* **INFORMATION SHOWN**
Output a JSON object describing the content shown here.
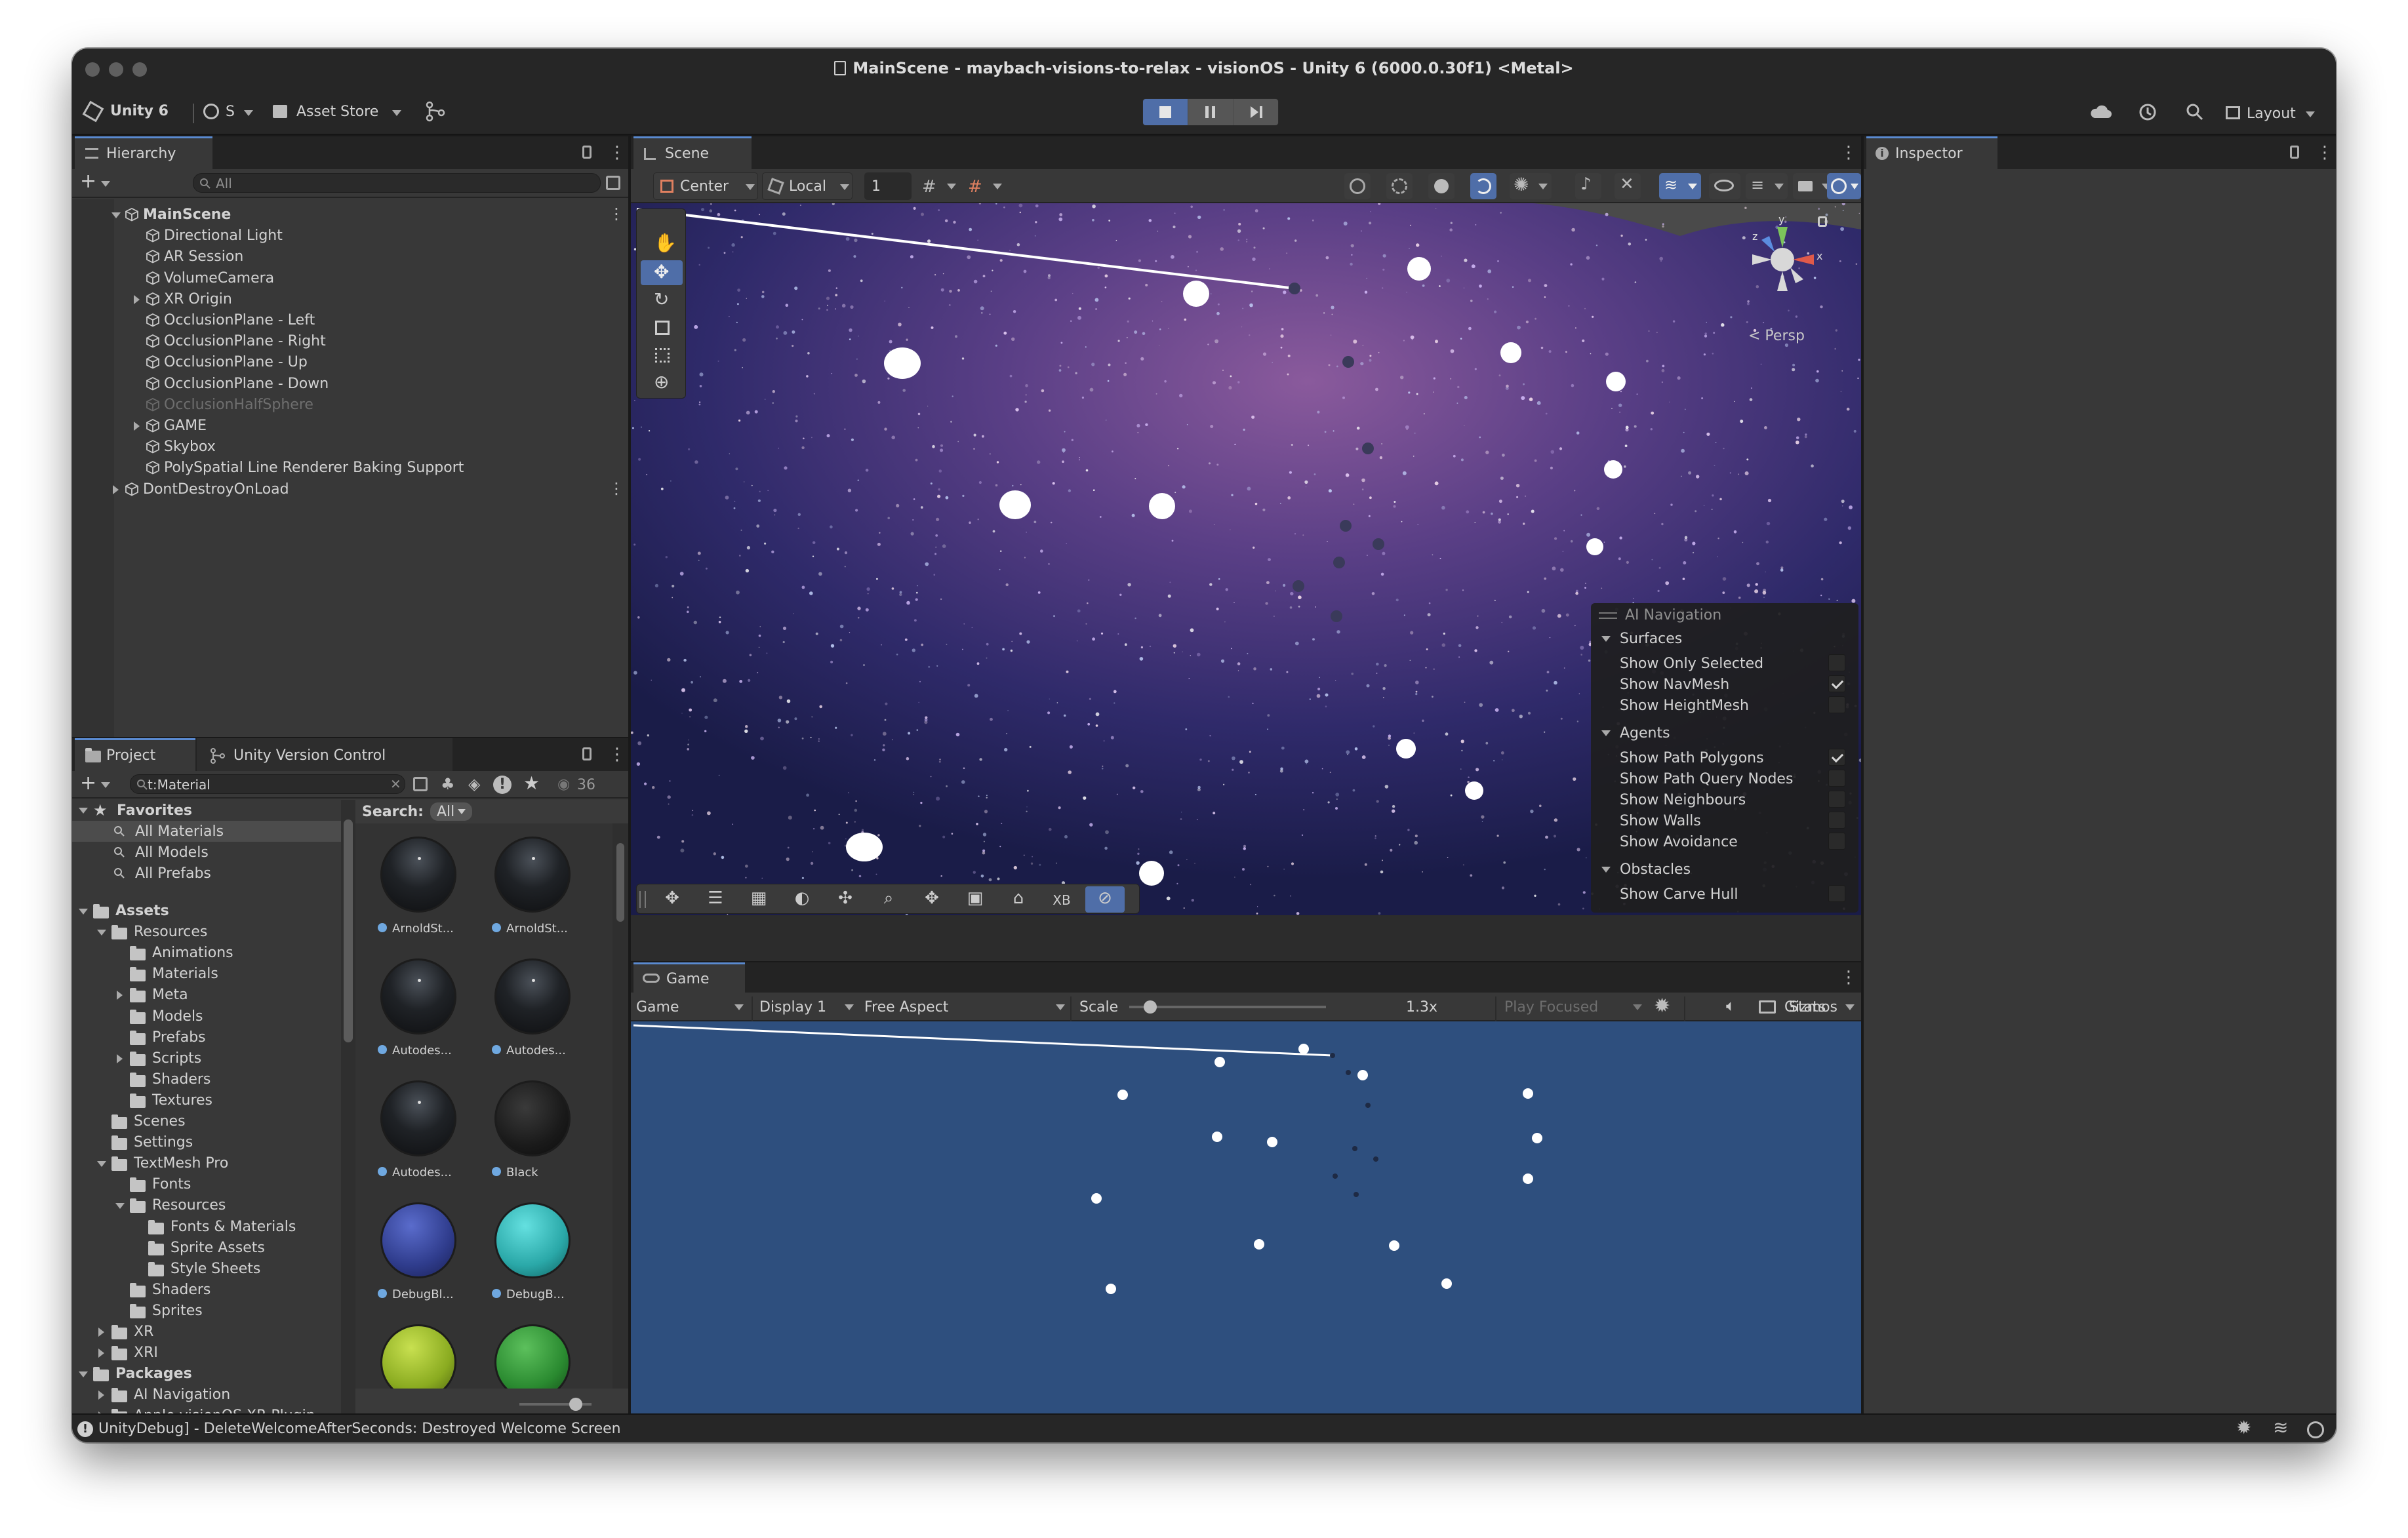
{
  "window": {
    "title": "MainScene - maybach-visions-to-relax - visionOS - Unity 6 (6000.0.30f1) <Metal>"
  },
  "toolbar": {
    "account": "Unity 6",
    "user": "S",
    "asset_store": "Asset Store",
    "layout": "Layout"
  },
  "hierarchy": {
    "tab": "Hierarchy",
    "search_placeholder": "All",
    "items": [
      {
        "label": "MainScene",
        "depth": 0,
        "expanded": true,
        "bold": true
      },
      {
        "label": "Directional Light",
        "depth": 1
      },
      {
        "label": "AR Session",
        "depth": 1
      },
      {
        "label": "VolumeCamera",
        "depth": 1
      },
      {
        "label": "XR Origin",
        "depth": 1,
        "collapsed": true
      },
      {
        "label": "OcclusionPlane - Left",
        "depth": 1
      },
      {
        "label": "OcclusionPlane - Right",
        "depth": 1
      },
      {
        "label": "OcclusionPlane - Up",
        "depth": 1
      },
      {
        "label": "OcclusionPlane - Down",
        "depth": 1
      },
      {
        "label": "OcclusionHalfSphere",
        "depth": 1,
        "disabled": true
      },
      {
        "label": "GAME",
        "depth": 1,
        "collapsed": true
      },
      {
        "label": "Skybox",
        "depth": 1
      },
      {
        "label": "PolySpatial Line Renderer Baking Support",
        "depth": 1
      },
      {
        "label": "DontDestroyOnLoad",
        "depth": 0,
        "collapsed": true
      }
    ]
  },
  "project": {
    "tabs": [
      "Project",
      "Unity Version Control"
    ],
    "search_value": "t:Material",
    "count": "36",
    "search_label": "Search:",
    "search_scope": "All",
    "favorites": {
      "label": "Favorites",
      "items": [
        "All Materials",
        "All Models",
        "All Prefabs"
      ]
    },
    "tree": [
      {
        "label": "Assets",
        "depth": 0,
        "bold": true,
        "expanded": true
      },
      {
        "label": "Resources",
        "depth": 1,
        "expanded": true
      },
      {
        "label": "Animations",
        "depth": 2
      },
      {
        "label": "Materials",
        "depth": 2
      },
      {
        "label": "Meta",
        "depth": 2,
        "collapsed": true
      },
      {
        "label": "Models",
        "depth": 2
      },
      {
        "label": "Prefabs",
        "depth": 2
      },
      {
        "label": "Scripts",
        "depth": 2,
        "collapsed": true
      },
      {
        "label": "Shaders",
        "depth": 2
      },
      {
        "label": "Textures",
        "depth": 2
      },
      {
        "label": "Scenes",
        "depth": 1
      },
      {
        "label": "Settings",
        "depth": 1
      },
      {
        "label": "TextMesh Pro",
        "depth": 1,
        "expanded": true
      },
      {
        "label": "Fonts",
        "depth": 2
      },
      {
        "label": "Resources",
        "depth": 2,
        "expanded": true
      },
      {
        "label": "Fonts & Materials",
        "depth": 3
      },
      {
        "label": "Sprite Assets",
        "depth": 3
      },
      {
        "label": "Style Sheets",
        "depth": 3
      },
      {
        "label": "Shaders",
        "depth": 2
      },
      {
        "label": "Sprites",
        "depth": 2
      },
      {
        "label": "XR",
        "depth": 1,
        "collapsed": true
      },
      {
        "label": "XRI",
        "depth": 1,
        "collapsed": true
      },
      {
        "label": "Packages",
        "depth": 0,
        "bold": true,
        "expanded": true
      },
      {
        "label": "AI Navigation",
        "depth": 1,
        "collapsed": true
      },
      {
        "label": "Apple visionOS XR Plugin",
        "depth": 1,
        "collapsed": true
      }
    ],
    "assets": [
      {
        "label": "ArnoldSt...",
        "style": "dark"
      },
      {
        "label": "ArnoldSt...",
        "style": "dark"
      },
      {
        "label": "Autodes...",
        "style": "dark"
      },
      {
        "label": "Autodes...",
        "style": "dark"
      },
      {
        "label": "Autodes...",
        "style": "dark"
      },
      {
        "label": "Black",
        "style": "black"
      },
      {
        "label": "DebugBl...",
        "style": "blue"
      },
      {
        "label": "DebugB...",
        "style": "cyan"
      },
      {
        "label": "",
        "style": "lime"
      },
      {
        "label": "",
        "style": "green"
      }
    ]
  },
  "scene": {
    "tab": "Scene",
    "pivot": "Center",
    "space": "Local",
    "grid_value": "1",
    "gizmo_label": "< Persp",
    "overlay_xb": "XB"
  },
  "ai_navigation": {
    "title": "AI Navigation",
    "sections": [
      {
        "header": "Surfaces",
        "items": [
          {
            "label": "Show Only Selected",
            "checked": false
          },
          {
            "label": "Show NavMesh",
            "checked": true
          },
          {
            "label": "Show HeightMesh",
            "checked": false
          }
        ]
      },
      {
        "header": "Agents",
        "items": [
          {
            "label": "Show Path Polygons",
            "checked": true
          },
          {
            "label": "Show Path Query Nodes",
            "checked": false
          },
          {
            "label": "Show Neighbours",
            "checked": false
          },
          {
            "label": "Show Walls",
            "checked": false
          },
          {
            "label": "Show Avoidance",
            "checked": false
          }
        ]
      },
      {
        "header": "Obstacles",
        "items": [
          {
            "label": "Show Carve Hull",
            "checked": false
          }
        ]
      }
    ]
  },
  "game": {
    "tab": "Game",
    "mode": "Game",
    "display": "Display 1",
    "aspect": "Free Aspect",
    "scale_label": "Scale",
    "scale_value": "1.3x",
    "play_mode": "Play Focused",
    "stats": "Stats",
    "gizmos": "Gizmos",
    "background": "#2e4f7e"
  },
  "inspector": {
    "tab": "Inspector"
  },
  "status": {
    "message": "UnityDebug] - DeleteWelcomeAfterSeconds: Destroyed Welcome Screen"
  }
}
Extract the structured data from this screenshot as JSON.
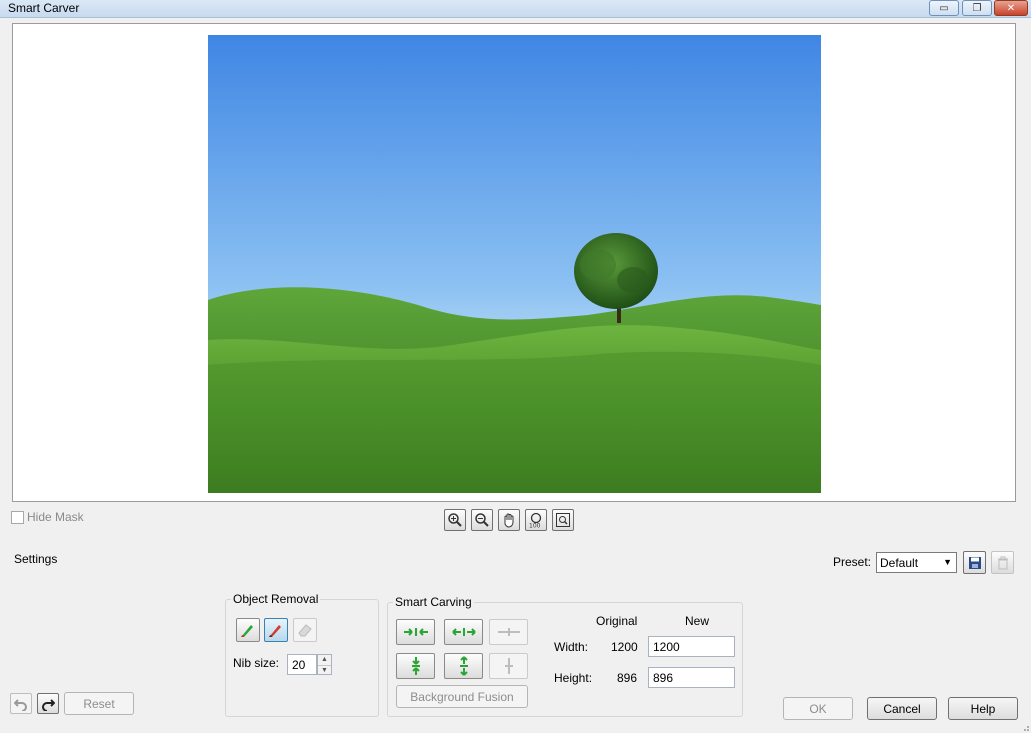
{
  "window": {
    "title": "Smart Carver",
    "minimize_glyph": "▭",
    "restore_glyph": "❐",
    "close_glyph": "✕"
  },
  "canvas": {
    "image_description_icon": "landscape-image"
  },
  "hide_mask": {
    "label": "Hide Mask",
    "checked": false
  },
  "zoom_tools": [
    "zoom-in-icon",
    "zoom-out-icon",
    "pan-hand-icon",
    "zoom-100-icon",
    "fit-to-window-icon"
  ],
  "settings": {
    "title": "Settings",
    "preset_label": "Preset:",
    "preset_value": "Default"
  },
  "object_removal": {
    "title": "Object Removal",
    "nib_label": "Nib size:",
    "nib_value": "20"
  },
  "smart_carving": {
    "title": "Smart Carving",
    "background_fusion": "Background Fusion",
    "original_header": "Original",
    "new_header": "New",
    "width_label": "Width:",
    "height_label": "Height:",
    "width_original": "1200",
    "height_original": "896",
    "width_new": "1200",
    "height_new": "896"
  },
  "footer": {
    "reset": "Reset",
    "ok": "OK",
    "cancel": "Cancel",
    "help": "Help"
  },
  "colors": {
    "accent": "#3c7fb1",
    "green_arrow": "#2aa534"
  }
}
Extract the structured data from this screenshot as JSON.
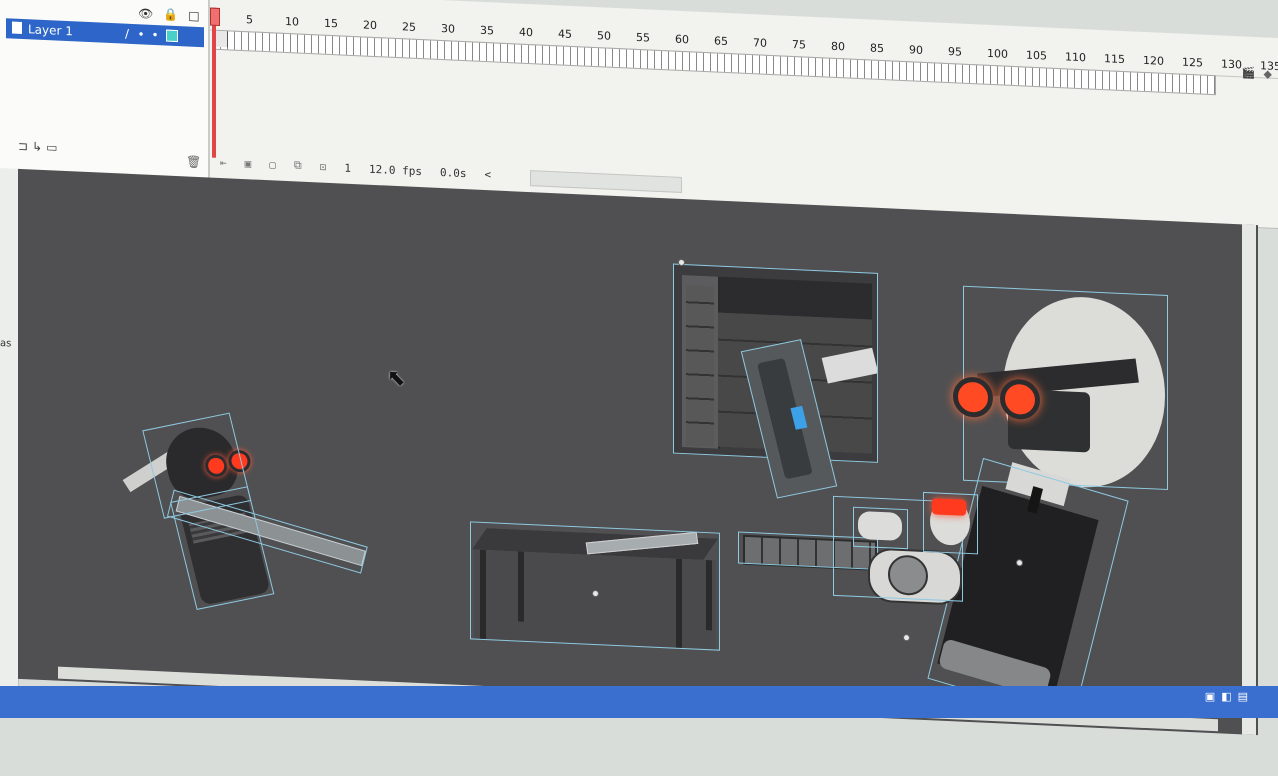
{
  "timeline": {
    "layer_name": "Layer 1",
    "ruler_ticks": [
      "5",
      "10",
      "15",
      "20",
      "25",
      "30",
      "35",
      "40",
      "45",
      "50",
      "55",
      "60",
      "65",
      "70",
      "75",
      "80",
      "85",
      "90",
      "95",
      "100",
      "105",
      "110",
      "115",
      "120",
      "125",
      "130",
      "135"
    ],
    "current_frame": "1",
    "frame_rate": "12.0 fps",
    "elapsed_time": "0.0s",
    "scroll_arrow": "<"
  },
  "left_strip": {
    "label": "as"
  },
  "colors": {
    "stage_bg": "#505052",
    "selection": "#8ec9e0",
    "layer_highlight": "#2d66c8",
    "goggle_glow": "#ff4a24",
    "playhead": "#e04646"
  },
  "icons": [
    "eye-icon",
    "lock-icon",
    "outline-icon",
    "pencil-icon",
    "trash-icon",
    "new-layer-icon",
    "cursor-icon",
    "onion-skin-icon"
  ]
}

* **TASK INSTRUCTIONS**
Extract each line from the listing that holds the word "MainScene".

* **COMPLETED EXERCISE**
    "title": "MainScene - maybach-visions-to-relax - visionOS - Unity 6 (6000.0.30f1) <Metal>"
        "label": "MainScene",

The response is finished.